━━ TASK MATERIAL

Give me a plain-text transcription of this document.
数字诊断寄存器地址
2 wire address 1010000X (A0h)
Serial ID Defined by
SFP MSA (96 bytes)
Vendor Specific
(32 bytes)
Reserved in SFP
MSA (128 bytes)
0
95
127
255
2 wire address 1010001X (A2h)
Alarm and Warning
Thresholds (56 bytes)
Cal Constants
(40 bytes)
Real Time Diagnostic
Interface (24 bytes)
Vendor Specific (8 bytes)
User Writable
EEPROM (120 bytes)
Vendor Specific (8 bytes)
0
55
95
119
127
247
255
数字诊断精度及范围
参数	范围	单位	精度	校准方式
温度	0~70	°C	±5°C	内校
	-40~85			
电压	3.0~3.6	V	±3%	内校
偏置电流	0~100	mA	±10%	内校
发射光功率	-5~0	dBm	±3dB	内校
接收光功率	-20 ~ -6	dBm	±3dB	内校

━━━━

■ EXERCISE TASK
Out of the material above, select every line that holds the string "address".

■ CORRECT RESULT
2 wire address 1010000X (A0h)
2 wire address 1010001X (A2h)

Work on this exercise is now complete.